__Set exercise__: Would you transcribe all of the data exactly, down to the last character?

Dataset rows
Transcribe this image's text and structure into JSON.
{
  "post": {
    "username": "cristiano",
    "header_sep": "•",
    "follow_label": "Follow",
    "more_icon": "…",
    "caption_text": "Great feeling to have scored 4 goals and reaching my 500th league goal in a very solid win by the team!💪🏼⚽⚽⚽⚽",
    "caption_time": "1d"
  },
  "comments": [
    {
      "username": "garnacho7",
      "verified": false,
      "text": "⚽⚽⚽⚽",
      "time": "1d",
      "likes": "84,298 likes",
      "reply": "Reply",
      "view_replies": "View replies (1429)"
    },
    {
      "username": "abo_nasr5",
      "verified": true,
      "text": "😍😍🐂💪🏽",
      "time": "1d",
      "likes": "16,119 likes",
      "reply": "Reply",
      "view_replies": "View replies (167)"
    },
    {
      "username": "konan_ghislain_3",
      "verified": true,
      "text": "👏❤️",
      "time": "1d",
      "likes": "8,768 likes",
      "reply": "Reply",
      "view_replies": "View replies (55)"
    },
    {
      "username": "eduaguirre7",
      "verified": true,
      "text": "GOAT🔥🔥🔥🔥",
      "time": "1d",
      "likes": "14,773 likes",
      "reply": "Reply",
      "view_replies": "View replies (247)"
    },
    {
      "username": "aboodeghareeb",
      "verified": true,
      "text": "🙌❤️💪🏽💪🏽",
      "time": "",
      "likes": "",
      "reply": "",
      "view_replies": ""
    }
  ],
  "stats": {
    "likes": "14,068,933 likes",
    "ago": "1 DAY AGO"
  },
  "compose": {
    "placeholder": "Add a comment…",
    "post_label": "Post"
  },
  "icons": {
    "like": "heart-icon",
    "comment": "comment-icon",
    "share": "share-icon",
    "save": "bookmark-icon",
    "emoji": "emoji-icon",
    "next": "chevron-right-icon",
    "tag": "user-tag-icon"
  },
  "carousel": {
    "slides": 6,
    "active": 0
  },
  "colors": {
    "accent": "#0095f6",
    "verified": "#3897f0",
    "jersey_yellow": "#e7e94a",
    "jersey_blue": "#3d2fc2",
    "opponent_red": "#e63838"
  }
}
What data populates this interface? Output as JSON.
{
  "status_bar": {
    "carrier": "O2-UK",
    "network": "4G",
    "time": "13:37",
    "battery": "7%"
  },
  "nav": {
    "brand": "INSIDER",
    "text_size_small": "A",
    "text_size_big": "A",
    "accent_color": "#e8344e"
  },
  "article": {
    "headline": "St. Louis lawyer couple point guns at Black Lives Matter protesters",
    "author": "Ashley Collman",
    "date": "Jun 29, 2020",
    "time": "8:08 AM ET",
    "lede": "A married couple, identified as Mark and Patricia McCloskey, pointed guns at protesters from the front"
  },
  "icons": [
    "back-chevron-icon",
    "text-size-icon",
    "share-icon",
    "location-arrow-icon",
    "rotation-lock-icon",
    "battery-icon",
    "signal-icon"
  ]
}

__Exercise answer__:
Transcribe this image's text and structure into JSON.
{
  "post": {
    "username": "cristiano",
    "header_sep": "•",
    "follow_label": "Follow",
    "more_icon": "…",
    "caption_text": "Great feeling to have scored 4 goals and reaching my 500th league goal in a very solid win by the team!💪🏼⚽⚽⚽⚽",
    "caption_time": "1d"
  },
  "comments": [
    {
      "username": "garnacho7",
      "verified": false,
      "text": "⚽⚽⚽⚽",
      "time": "1d",
      "likes": "84,298 likes",
      "reply": "Reply",
      "view_replies": "View replies (1429)"
    },
    {
      "username": "abo_nasr5",
      "verified": true,
      "text": "😍😍🐂💪🏽",
      "time": "1d",
      "likes": "16,119 likes",
      "reply": "Reply",
      "view_replies": "View replies (167)"
    },
    {
      "username": "konan_ghislain_3",
      "verified": true,
      "text": "👏❤️",
      "time": "1d",
      "likes": "8,768 likes",
      "reply": "Reply",
      "view_replies": "View replies (55)"
    },
    {
      "username": "eduaguirre7",
      "verified": true,
      "text": "GOAT🔥🔥🔥🔥",
      "time": "1d",
      "likes": "14,773 likes",
      "reply": "Reply",
      "view_replies": "View replies (247)"
    },
    {
      "username": "aboodeghareeb",
      "verified": true,
      "text": "🙌❤️💪🏽💪🏽",
      "time": "",
      "likes": "",
      "reply": "",
      "view_replies": ""
    }
  ],
  "stats": {
    "likes": "14,068,933 likes",
    "ago": "1 DAY AGO"
  },
  "compose": {
    "placeholder": "Add a comment…",
    "post_label": "Post"
  },
  "icons": {
    "like": "heart-icon",
    "comment": "comment-icon",
    "share": "share-icon",
    "save": "bookmark-icon",
    "emoji": "emoji-icon",
    "next": "chevron-right-icon",
    "tag": "user-tag-icon"
  },
  "carousel": {
    "slides": 6,
    "active": 0
  },
  "colors": {
    "accent": "#0095f6",
    "verified": "#3897f0",
    "jersey_yellow": "#e7e94a",
    "jersey_blue": "#3d2fc2",
    "opponent_red": "#e63838"
  }
}
What data populates this interface? Output as JSON.
{
  "status_bar": {
    "carrier": "O2-UK",
    "network": "4G",
    "time": "13:37",
    "battery": "7%"
  },
  "nav": {
    "brand": "INSIDER",
    "text_size_small": "A",
    "text_size_big": "A",
    "accent_color": "#e8344e"
  },
  "article": {
    "headline": "St. Louis lawyer couple point guns at Black Lives Matter protesters",
    "author": "Ashley Collman",
    "date": "Jun 29, 2020",
    "time": "8:08 AM ET",
    "lede": "A married couple, identified as Mark and Patricia McCloskey, pointed guns at protesters from the front"
  },
  "icons": [
    "back-chevron-icon",
    "text-size-icon",
    "share-icon",
    "location-arrow-icon",
    "rotation-lock-icon",
    "battery-icon",
    "signal-icon"
  ]
}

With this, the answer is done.